— Text excerpt —
Main image of article 5 Reasons to Use Mono for Linux Development

In the eleven years since Mono first appeared, the Linux community has regarded it with suspicion. Because Mono is basically a free, open-source implementation of Microsoft’s .NET framework, some developers feared that Microsoft would eventually launch a patent war that could harm many in the open-source community. Given Microsoft’s public commitment to open source, a patent war likely isn’t going to happen; that would make the company look bad at a time when it needs all the developer support it can get. Xamarin took the Mono project under its wing in 2011. It has grown since then, paralleling Microsoft's development of C# and .NET. Mono includes a C# compiler and a Common Language Runtime; as mentioned above, it’s not only C# but a set of EMCA-compliant tools compatible with the .NET framework. Mono runs not only on Linux, but also on Mac OS X and Windows. Check out the latest C# development jobs. But what actually makes it so great? These five things:

C# Is a Great Language

The Mono team is ahead of the curve on C#, incorporating the latest version before pretty much anybody else. There’s support in Mono 3.8 for C# 6.0 features such as primary constructors, auto-property initializers, exception filters, expression bodied members, null propagating operator and the Nameof operator. Microsoft and Xamarin are strategic partners, which benefits Mono, as it means that parts of its library will use the latest Microsoft code. C# is one of the few languages that can be used not only for desktop and console development, but also mobile and Web development. For Windows, C# programs run under .NET; on all other platforms, it's on Mono.

There's a Great Free IDE: MonoDevelop

MonoDevelop, like Mono, is cross-platform and includes code completion for C#, code templates, and code folding. It includes an integrated debugger for Mono and native applications, a visual designer for GTK# applications, and can create ASP.NET and ASP.NET MVC websites. It's more or less the same IDE used in the commercial Xamarin Studio. MonoDevelop not only works with C# and VB.NET, but can also build C/C++ applications on Linux and Mac (though the debugger is Linux only).

Mono Supports Mobile Development

The commercial versions of Xamarin's development platform for iOS and Android cost about $300 a year (each). Through these implementations, Mono can support mobile development—it not only comes with a Just-In-Time (JIT) compiler, but also an Ahead-of-Time (AoT) compiler, which outputs native code. Although this is one of the things that makes Mono great, you can’t use it to develop for iOS on Linux—only Mac.

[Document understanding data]
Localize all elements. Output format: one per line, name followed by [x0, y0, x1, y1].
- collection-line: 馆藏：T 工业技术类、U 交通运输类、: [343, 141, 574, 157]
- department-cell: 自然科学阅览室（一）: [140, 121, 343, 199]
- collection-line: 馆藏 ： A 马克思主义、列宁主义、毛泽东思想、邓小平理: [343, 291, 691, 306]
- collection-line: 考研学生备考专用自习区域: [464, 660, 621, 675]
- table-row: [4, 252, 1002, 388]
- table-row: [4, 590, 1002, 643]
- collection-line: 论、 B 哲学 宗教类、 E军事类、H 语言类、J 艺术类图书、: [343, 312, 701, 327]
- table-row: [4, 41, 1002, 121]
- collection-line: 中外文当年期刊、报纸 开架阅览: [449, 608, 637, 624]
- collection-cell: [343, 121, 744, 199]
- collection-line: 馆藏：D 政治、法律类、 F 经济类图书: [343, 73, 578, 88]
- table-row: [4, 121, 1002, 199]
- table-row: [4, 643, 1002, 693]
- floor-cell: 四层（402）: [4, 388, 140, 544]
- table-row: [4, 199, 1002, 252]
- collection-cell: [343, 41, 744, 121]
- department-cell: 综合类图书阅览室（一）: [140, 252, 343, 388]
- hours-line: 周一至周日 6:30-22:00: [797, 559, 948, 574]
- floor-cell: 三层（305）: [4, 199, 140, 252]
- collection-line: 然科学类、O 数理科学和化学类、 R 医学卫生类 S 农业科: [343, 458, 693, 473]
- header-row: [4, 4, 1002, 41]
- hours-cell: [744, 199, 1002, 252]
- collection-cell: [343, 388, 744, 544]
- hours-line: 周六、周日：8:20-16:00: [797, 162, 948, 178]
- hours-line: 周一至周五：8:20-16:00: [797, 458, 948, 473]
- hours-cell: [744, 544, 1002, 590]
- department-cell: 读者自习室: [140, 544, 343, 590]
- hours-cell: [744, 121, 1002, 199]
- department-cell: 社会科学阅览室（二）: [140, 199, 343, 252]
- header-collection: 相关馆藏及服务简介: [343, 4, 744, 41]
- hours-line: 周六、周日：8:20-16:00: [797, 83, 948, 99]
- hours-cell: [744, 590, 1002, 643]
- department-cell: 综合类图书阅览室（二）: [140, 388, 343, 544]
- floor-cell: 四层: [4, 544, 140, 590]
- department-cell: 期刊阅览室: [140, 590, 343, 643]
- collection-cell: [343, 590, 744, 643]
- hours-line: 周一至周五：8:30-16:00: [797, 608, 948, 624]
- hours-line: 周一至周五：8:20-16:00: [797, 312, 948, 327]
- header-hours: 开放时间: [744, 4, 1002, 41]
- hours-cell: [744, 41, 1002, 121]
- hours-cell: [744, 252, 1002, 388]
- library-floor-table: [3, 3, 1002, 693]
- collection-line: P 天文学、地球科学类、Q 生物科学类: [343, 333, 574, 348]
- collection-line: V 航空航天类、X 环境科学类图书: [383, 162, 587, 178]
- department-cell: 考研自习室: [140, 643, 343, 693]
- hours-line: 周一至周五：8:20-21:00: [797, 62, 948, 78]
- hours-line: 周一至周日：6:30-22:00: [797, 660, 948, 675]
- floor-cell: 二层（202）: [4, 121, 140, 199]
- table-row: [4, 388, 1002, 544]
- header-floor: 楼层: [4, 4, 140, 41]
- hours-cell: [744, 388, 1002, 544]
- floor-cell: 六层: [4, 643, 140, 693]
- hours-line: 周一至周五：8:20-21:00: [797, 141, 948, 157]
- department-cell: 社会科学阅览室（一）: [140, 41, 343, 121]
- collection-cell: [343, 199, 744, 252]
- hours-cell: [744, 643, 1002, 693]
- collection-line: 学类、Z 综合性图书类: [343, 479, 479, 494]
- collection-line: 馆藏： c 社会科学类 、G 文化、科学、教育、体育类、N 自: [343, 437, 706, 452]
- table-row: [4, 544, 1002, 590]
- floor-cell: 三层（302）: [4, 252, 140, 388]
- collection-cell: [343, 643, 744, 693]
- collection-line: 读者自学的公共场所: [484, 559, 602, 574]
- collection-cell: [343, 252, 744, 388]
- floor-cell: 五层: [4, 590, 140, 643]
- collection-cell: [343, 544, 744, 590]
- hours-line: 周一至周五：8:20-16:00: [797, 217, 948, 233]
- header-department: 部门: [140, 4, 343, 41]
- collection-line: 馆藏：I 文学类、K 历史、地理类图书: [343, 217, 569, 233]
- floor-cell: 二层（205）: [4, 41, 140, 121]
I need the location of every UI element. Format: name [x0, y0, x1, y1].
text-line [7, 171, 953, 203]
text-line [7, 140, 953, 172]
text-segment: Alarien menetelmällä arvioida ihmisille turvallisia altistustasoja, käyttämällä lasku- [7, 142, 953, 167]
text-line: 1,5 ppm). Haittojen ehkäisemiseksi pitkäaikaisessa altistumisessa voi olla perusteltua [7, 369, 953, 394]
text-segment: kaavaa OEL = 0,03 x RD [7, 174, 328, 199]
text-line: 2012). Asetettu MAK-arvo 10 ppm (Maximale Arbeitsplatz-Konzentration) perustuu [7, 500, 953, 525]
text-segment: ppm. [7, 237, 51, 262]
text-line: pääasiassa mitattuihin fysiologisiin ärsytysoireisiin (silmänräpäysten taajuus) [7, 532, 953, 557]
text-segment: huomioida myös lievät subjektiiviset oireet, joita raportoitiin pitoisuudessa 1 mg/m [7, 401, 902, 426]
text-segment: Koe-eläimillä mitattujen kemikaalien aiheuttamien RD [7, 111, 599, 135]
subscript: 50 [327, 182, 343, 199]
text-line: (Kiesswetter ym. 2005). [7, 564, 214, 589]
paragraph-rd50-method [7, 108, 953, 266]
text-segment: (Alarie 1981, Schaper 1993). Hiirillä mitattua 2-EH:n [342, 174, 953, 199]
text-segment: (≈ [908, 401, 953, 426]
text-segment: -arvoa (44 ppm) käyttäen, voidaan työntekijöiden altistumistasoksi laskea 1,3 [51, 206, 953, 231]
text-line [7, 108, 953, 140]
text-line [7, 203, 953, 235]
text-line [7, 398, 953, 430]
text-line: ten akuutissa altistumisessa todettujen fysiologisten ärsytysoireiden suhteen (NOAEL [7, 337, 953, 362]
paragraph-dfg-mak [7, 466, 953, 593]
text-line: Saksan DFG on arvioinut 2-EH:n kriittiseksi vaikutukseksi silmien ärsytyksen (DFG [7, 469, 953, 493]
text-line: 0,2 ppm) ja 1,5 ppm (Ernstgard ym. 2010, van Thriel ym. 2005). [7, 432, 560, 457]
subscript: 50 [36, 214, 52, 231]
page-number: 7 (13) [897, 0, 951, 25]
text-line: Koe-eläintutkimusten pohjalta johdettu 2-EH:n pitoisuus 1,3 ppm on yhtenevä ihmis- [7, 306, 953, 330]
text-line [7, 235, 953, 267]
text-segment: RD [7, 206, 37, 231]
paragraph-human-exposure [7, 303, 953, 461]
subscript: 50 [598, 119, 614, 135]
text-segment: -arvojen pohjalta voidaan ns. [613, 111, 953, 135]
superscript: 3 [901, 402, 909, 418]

— Activity —
Continue the article on using Mono for Linux development, beginning right after its last sentence. You can leave the rows aside, since the work here needs none of them.

— Result of this task —
Mono Is Cross-Platform

A C# executable that was built on Windows will run on Mono on other platforms; it just can’t use Windows-specific features such as Windows Presentation Foundation (WPF). Platforms that will run Mono include Linux, Microsoft Windows, Mac OS X, BSD, Sun Solaris, Nintendo Wii, Sony PlayStation 3, Apple iPhone and Android.

Mono Powers Games Development

Apart from mobile development, Mono is used for various games libraries and game-engine scripting, such as Unity. Although Microsoft's XNA is no longer supported, MonoGame was created to use the XNA API. The Cocos2D-XNA game library is a port to C# of the Cocos2D game library, and shows that C# is more than fast enough to run games. This has been forked and slightly rewritten by Xamarin as CocosSharp for iOS and Android game developers. If you don't want to learn Cocos2D-X and C++ on Linux, Cocos2d-XNA and MonoGame is the way to go.

However…

Another reason that Mono has not been universally welcomed on Linux is that it's often been difficult to install it. For a long while, you had to build it yourself, and there's a long list of dependencies. While that’s changing, you'll find that if you want the very latest version of Mono, you may still have to do the build yourself. There are packages for various Linux distributions on the download page.

Conclusion

If you know C# on Windows and would like to use it on other platforms, Mono is the perfect way; it’s free to use, unless you want to use Xamarin's commercially-licensed implementations to build iOS and Android apps. Mono also works with Docker on Linux, so it's a great way to develop complex applications, including websites.